## What this task involves
In the entries below, identify every line with the string "luštění" and copy it.

## Entries
__________

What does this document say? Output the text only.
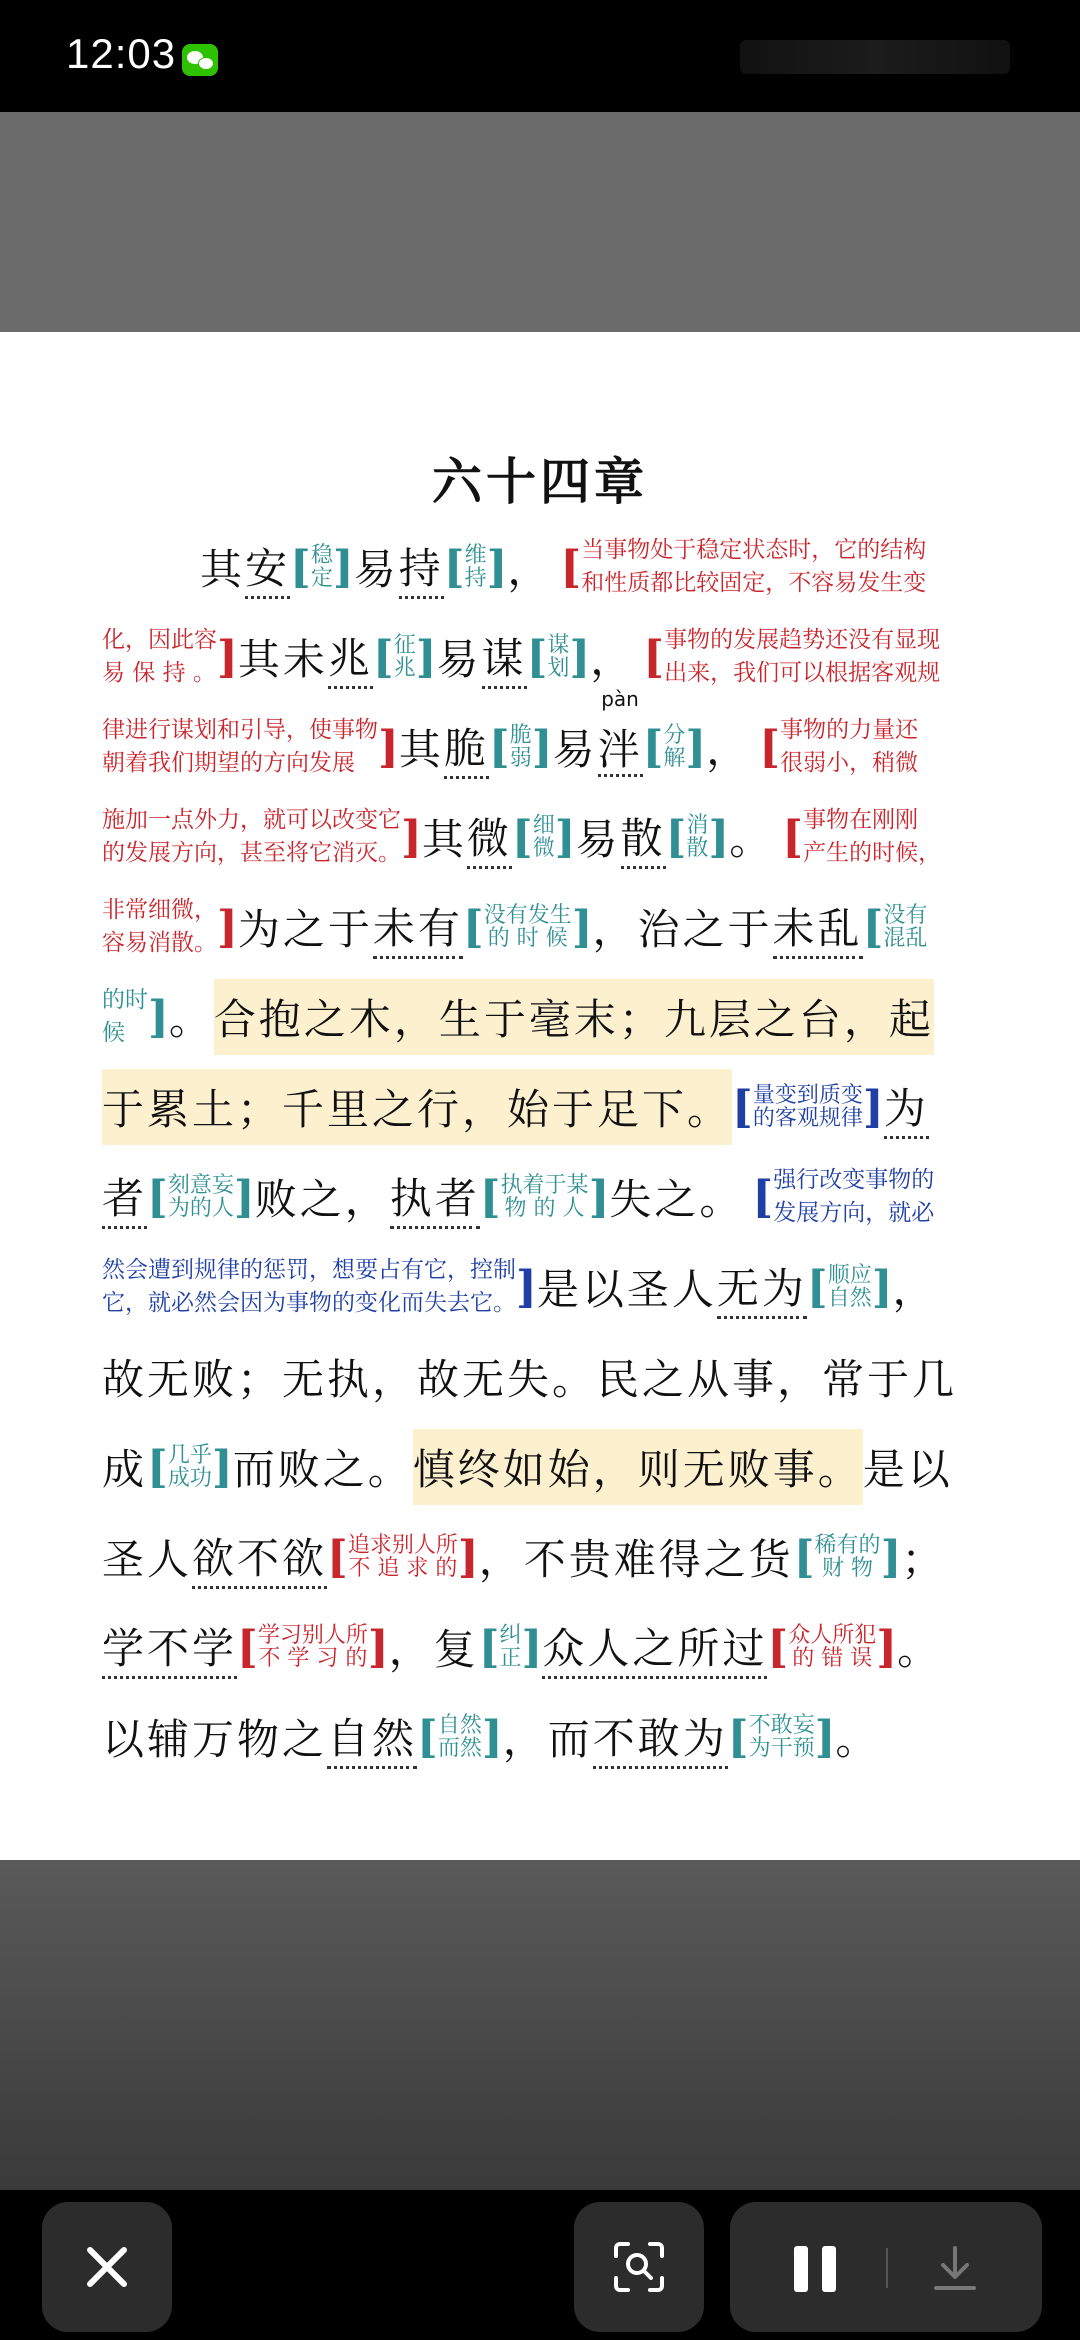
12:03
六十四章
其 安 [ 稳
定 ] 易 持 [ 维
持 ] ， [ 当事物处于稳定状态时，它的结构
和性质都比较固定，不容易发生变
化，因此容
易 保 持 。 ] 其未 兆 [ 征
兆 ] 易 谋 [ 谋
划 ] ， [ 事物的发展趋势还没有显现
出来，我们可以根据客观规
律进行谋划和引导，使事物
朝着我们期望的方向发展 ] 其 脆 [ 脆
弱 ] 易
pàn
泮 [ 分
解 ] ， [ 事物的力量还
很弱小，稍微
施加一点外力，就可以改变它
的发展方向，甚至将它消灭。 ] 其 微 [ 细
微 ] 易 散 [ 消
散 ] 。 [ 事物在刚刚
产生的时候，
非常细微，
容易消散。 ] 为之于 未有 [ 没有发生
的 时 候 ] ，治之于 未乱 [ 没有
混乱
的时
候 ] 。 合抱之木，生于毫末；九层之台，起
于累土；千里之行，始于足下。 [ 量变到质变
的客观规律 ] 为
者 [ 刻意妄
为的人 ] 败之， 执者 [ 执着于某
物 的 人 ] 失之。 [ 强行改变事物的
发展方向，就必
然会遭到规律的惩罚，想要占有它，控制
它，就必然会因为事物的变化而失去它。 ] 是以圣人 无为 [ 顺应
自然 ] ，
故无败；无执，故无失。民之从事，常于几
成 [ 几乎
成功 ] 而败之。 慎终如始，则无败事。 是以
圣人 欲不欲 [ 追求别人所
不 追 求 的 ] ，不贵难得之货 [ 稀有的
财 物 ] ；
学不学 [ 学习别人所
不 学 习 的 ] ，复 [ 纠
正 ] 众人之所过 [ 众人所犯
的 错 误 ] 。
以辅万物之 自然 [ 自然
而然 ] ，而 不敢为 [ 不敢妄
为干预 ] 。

__________

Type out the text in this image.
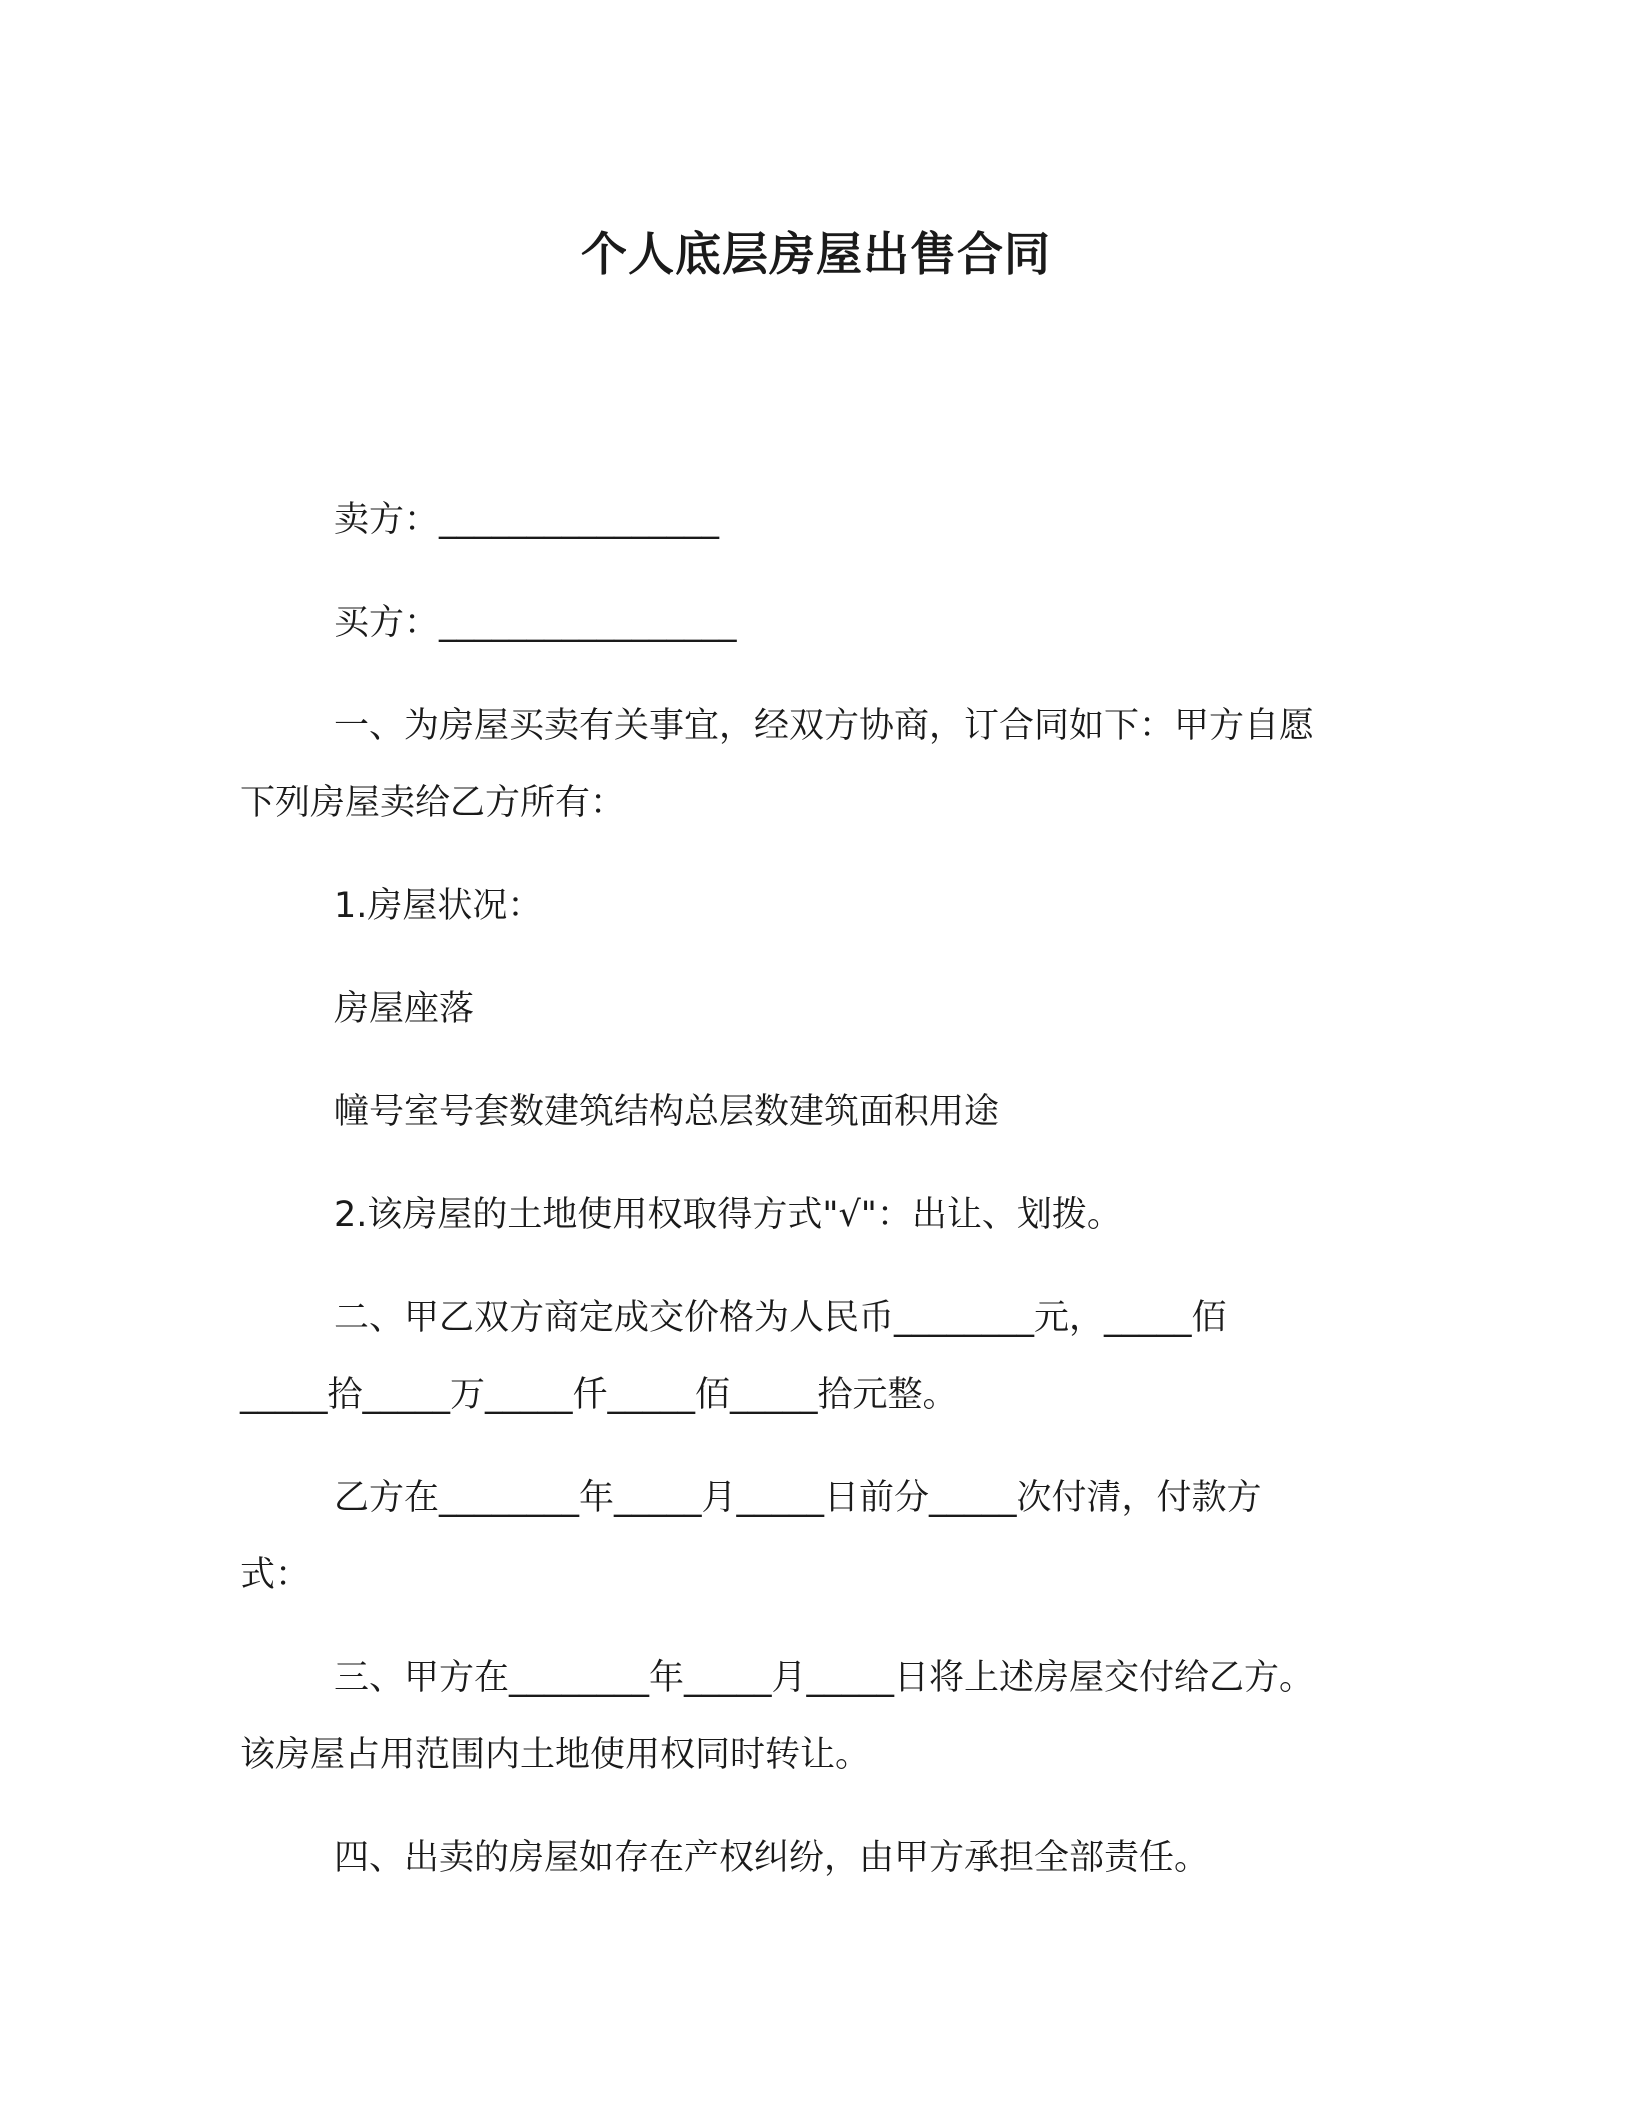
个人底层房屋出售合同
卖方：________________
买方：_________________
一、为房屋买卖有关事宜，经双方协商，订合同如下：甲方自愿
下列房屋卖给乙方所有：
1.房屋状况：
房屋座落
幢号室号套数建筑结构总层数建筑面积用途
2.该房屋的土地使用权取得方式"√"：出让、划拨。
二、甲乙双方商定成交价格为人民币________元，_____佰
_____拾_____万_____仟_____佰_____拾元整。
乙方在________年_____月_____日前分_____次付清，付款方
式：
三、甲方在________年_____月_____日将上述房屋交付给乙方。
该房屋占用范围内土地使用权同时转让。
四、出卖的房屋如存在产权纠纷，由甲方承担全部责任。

__________

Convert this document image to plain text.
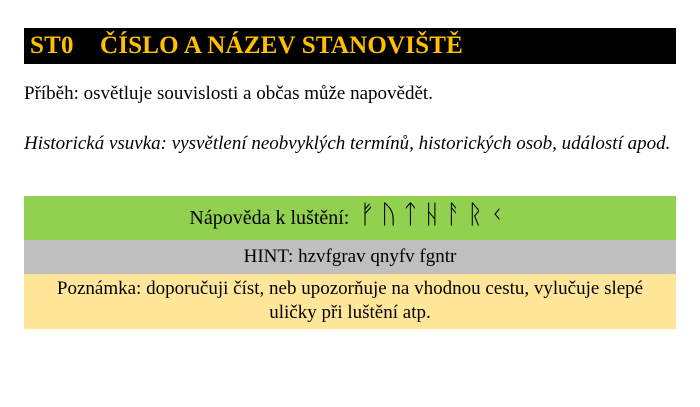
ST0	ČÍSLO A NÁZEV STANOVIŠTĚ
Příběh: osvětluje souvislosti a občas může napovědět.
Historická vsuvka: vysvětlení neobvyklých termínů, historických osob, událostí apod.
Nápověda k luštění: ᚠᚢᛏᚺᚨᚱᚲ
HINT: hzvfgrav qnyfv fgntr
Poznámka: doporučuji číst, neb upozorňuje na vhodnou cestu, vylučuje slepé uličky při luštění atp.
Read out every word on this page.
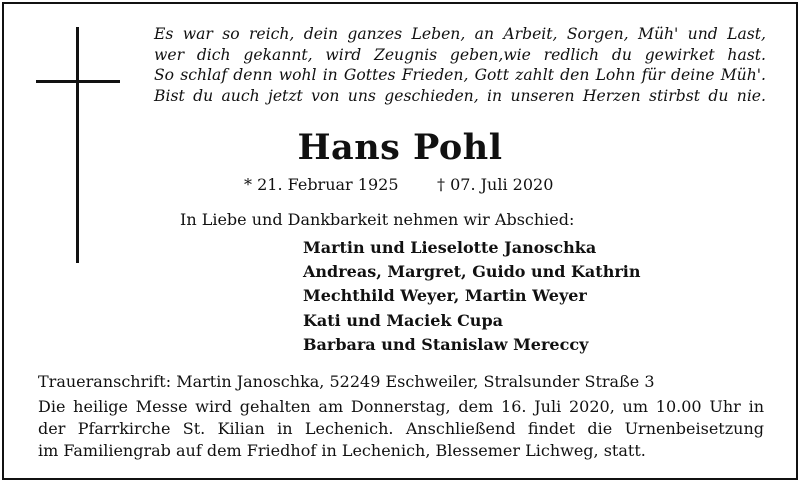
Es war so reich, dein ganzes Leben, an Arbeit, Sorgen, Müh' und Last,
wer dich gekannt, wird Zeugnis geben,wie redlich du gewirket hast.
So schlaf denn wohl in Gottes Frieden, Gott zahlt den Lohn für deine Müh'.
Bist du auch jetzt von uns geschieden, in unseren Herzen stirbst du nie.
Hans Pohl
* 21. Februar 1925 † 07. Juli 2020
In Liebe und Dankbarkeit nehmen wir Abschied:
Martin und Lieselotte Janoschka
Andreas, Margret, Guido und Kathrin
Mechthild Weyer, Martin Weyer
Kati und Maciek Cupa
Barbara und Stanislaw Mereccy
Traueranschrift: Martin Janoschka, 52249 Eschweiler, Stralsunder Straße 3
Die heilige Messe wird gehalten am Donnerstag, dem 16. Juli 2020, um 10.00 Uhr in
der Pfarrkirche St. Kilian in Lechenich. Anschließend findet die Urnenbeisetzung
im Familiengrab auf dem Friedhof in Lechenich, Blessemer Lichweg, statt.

__________

## Result of this task
Nápověda k luštění: ᚠᚢᛏᚺᚨᚱᚲ
Poznámka: doporučuji číst, neb upozorňuje na vhodnou cestu, vylučuje slepé uličky při luštění atp.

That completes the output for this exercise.